Copy every line that holds "заказа".
*** Excerpted records
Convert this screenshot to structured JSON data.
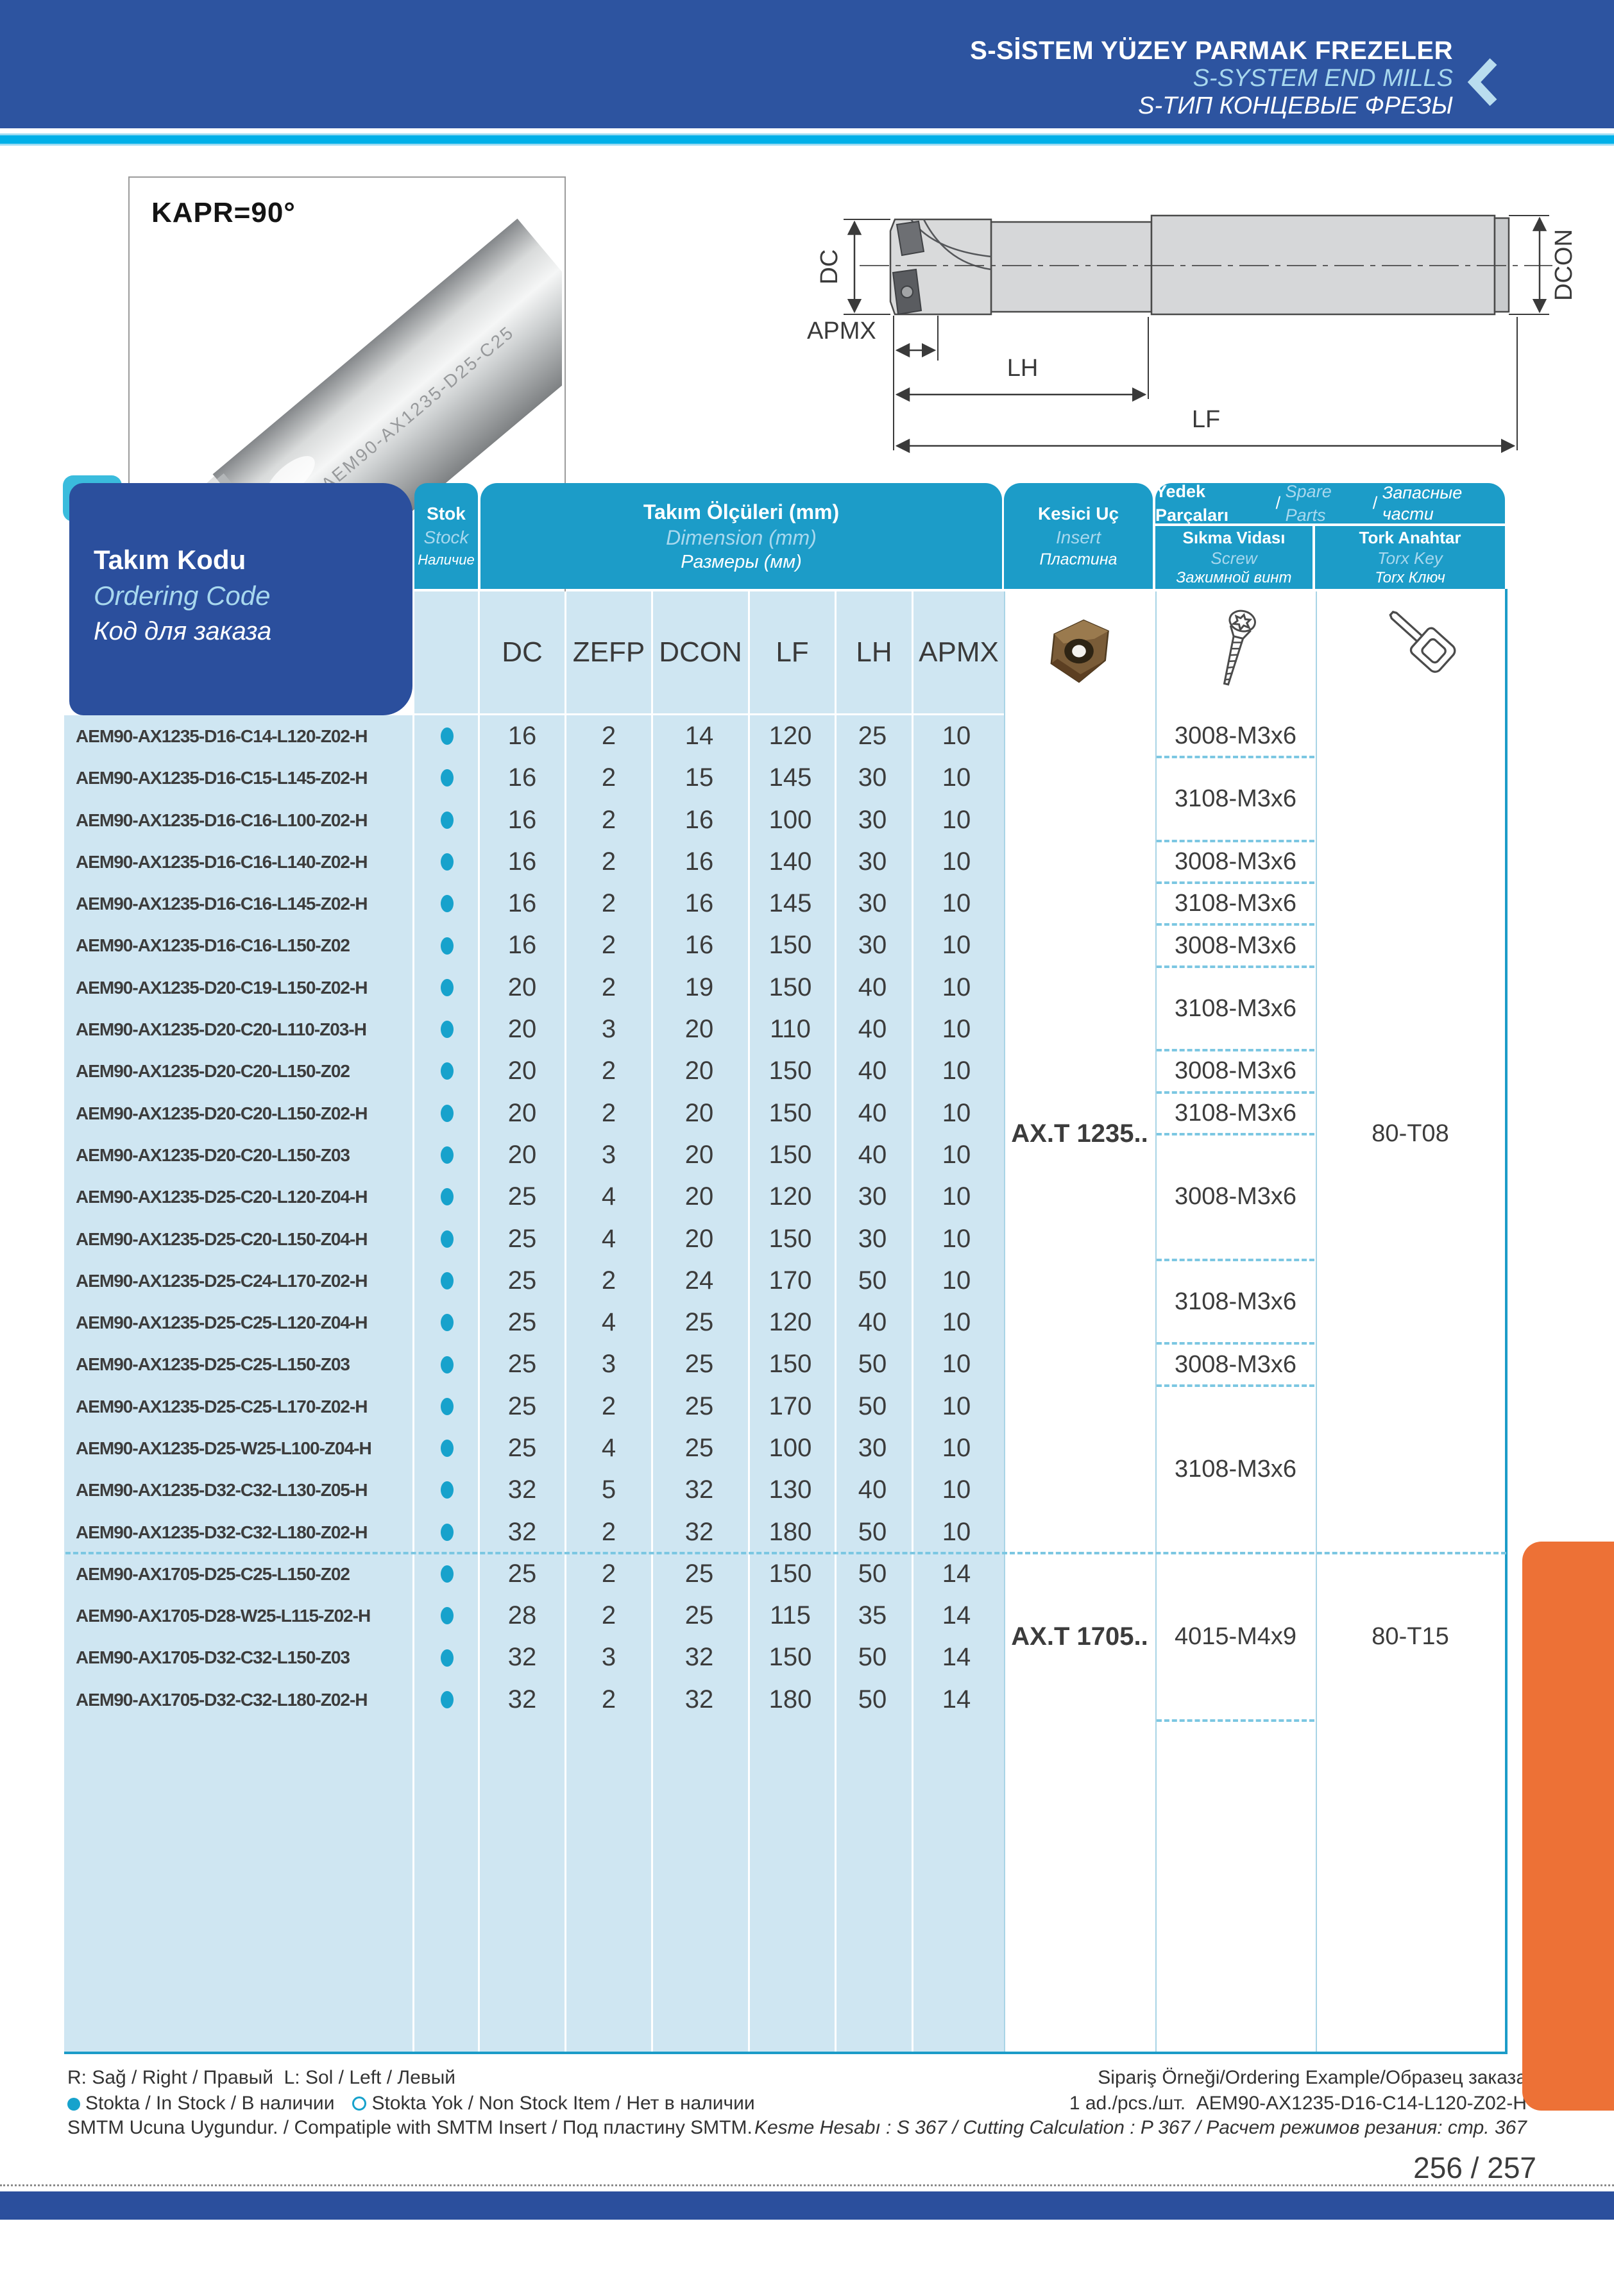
{
  "banner": {
    "title_tr": "S-SİSTEM YÜZEY PARMAK FREZELER",
    "title_en": "S-SYSTEM END MILLS",
    "title_ru": "S-ТИП КОНЦЕВЫЕ ФРЕЗЫ"
  },
  "photo": {
    "caption": "KAPR=90°",
    "shank_marking": "AEM90-AX1235-D25-C25"
  },
  "diagram": {
    "dc": "DC",
    "dcon": "DCON",
    "apmx": "APMX",
    "lh": "LH",
    "lf": "LF"
  },
  "table": {
    "code_header": {
      "tr": "Takım Kodu",
      "en": "Ordering Code",
      "ru": "Код для заказа"
    },
    "stock_header": {
      "tr": "Stok",
      "en": "Stock",
      "ru": "Наличие"
    },
    "dim_header": {
      "tr": "Takım Ölçüleri (mm)",
      "en": "Dimension (mm)",
      "ru": "Размеры (мм)"
    },
    "insert_header": {
      "tr": "Kesici Uç",
      "en": "Insert",
      "ru": "Пластина"
    },
    "spare_header": {
      "tr": "Yedek Parçaları",
      "en": "Spare Parts",
      "ru": "Запасные части"
    },
    "screw_header": {
      "tr": "Sıkma Vidası",
      "en": "Screw",
      "ru": "Зажимной винт"
    },
    "torx_header": {
      "tr": "Tork Anahtar",
      "en": "Torx Key",
      "ru": "Torx Ключ"
    },
    "dim_columns": [
      "DC",
      "ZEFP",
      "DCON",
      "LF",
      "LH",
      "APMX"
    ],
    "rows": [
      {
        "code": "AEM90-AX1235-D16-C14-L120-Z02-H",
        "stock": true,
        "dc": 16,
        "zefp": 2,
        "dcon": 14,
        "lf": 120,
        "lh": 25,
        "apmx": 10
      },
      {
        "code": "AEM90-AX1235-D16-C15-L145-Z02-H",
        "stock": true,
        "dc": 16,
        "zefp": 2,
        "dcon": 15,
        "lf": 145,
        "lh": 30,
        "apmx": 10
      },
      {
        "code": "AEM90-AX1235-D16-C16-L100-Z02-H",
        "stock": true,
        "dc": 16,
        "zefp": 2,
        "dcon": 16,
        "lf": 100,
        "lh": 30,
        "apmx": 10
      },
      {
        "code": "AEM90-AX1235-D16-C16-L140-Z02-H",
        "stock": true,
        "dc": 16,
        "zefp": 2,
        "dcon": 16,
        "lf": 140,
        "lh": 30,
        "apmx": 10
      },
      {
        "code": "AEM90-AX1235-D16-C16-L145-Z02-H",
        "stock": true,
        "dc": 16,
        "zefp": 2,
        "dcon": 16,
        "lf": 145,
        "lh": 30,
        "apmx": 10
      },
      {
        "code": "AEM90-AX1235-D16-C16-L150-Z02",
        "stock": true,
        "dc": 16,
        "zefp": 2,
        "dcon": 16,
        "lf": 150,
        "lh": 30,
        "apmx": 10
      },
      {
        "code": "AEM90-AX1235-D20-C19-L150-Z02-H",
        "stock": true,
        "dc": 20,
        "zefp": 2,
        "dcon": 19,
        "lf": 150,
        "lh": 40,
        "apmx": 10
      },
      {
        "code": "AEM90-AX1235-D20-C20-L110-Z03-H",
        "stock": true,
        "dc": 20,
        "zefp": 3,
        "dcon": 20,
        "lf": 110,
        "lh": 40,
        "apmx": 10
      },
      {
        "code": "AEM90-AX1235-D20-C20-L150-Z02",
        "stock": true,
        "dc": 20,
        "zefp": 2,
        "dcon": 20,
        "lf": 150,
        "lh": 40,
        "apmx": 10
      },
      {
        "code": "AEM90-AX1235-D20-C20-L150-Z02-H",
        "stock": true,
        "dc": 20,
        "zefp": 2,
        "dcon": 20,
        "lf": 150,
        "lh": 40,
        "apmx": 10
      },
      {
        "code": "AEM90-AX1235-D20-C20-L150-Z03",
        "stock": true,
        "dc": 20,
        "zefp": 3,
        "dcon": 20,
        "lf": 150,
        "lh": 40,
        "apmx": 10
      },
      {
        "code": "AEM90-AX1235-D25-C20-L120-Z04-H",
        "stock": true,
        "dc": 25,
        "zefp": 4,
        "dcon": 20,
        "lf": 120,
        "lh": 30,
        "apmx": 10
      },
      {
        "code": "AEM90-AX1235-D25-C20-L150-Z04-H",
        "stock": true,
        "dc": 25,
        "zefp": 4,
        "dcon": 20,
        "lf": 150,
        "lh": 30,
        "apmx": 10
      },
      {
        "code": "AEM90-AX1235-D25-C24-L170-Z02-H",
        "stock": true,
        "dc": 25,
        "zefp": 2,
        "dcon": 24,
        "lf": 170,
        "lh": 50,
        "apmx": 10
      },
      {
        "code": "AEM90-AX1235-D25-C25-L120-Z04-H",
        "stock": true,
        "dc": 25,
        "zefp": 4,
        "dcon": 25,
        "lf": 120,
        "lh": 40,
        "apmx": 10
      },
      {
        "code": "AEM90-AX1235-D25-C25-L150-Z03",
        "stock": true,
        "dc": 25,
        "zefp": 3,
        "dcon": 25,
        "lf": 150,
        "lh": 50,
        "apmx": 10
      },
      {
        "code": "AEM90-AX1235-D25-C25-L170-Z02-H",
        "stock": true,
        "dc": 25,
        "zefp": 2,
        "dcon": 25,
        "lf": 170,
        "lh": 50,
        "apmx": 10
      },
      {
        "code": "AEM90-AX1235-D25-W25-L100-Z04-H",
        "stock": true,
        "dc": 25,
        "zefp": 4,
        "dcon": 25,
        "lf": 100,
        "lh": 30,
        "apmx": 10
      },
      {
        "code": "AEM90-AX1235-D32-C32-L130-Z05-H",
        "stock": true,
        "dc": 32,
        "zefp": 5,
        "dcon": 32,
        "lf": 130,
        "lh": 40,
        "apmx": 10
      },
      {
        "code": "AEM90-AX1235-D32-C32-L180-Z02-H",
        "stock": true,
        "dc": 32,
        "zefp": 2,
        "dcon": 32,
        "lf": 180,
        "lh": 50,
        "apmx": 10
      },
      {
        "code": "AEM90-AX1705-D25-C25-L150-Z02",
        "stock": true,
        "dc": 25,
        "zefp": 2,
        "dcon": 25,
        "lf": 150,
        "lh": 50,
        "apmx": 14
      },
      {
        "code": "AEM90-AX1705-D28-W25-L115-Z02-H",
        "stock": true,
        "dc": 28,
        "zefp": 2,
        "dcon": 25,
        "lf": 115,
        "lh": 35,
        "apmx": 14
      },
      {
        "code": "AEM90-AX1705-D32-C32-L150-Z03",
        "stock": true,
        "dc": 32,
        "zefp": 3,
        "dcon": 32,
        "lf": 150,
        "lh": 50,
        "apmx": 14
      },
      {
        "code": "AEM90-AX1705-D32-C32-L180-Z02-H",
        "stock": true,
        "dc": 32,
        "zefp": 2,
        "dcon": 32,
        "lf": 180,
        "lh": 50,
        "apmx": 14
      }
    ],
    "screw_groups": [
      {
        "start": 1,
        "end": 1,
        "label": "3008-M3x6"
      },
      {
        "start": 2,
        "end": 3,
        "label": "3108-M3x6"
      },
      {
        "start": 4,
        "end": 4,
        "label": "3008-M3x6"
      },
      {
        "start": 5,
        "end": 5,
        "label": "3108-M3x6"
      },
      {
        "start": 6,
        "end": 6,
        "label": "3008-M3x6"
      },
      {
        "start": 7,
        "end": 8,
        "label": "3108-M3x6"
      },
      {
        "start": 9,
        "end": 9,
        "label": "3008-M3x6"
      },
      {
        "start": 10,
        "end": 10,
        "label": "3108-M3x6"
      },
      {
        "start": 11,
        "end": 13,
        "label": "3008-M3x6"
      },
      {
        "start": 14,
        "end": 15,
        "label": "3108-M3x6"
      },
      {
        "start": 16,
        "end": 16,
        "label": "3008-M3x6"
      },
      {
        "start": 17,
        "end": 20,
        "label": "3108-M3x6"
      },
      {
        "start": 21,
        "end": 24,
        "label": "4015-M4x9"
      }
    ],
    "insert_groups": [
      {
        "start": 1,
        "end": 20,
        "label": "AX.T 1235.."
      },
      {
        "start": 21,
        "end": 24,
        "label": "AX.T 1705.."
      }
    ],
    "torx_groups": [
      {
        "start": 1,
        "end": 20,
        "label": "80-T08"
      },
      {
        "start": 21,
        "end": 24,
        "label": "80-T15"
      }
    ],
    "section_break_after_row": 20
  },
  "footer": {
    "rl_note": "R: Sağ / Right / Правый  L: Sol / Left / Левый",
    "stock_in": "Stokta / In Stock / В наличии",
    "stock_out": "Stokta Yok / Non Stock Item / Нет в наличии",
    "smtm_note": "SMTM Ucuna Uygundur. / Compatiple with SMTM Insert / Под пластину SMTM.",
    "example_title": "Sipariş Örneği/Ordering Example/Образец заказа",
    "example_line": "1 ad./pcs./шт.  AEM90-AX1235-D16-C14-L120-Z02-H",
    "calc_note": "Kesme Hesabı : S 367 / Cutting Calculation : P 367 / Расчет режимов резания: стр. 367",
    "page": "256 / 257"
  },
  "colors": {
    "accent_teal": "#1c9cc8",
    "dark_blue": "#2b4f9d",
    "banner_blue": "#2d54a0",
    "light_blue_cell": "#cfe6f2",
    "orange_tab": "#ed7136",
    "stock_dot": "#17a2cc"
  }
}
******
- **The completed task**
      "ru": "Код для заказа"
    "example_title": "Sipariş Örneği/Ordering Example/Образец заказа",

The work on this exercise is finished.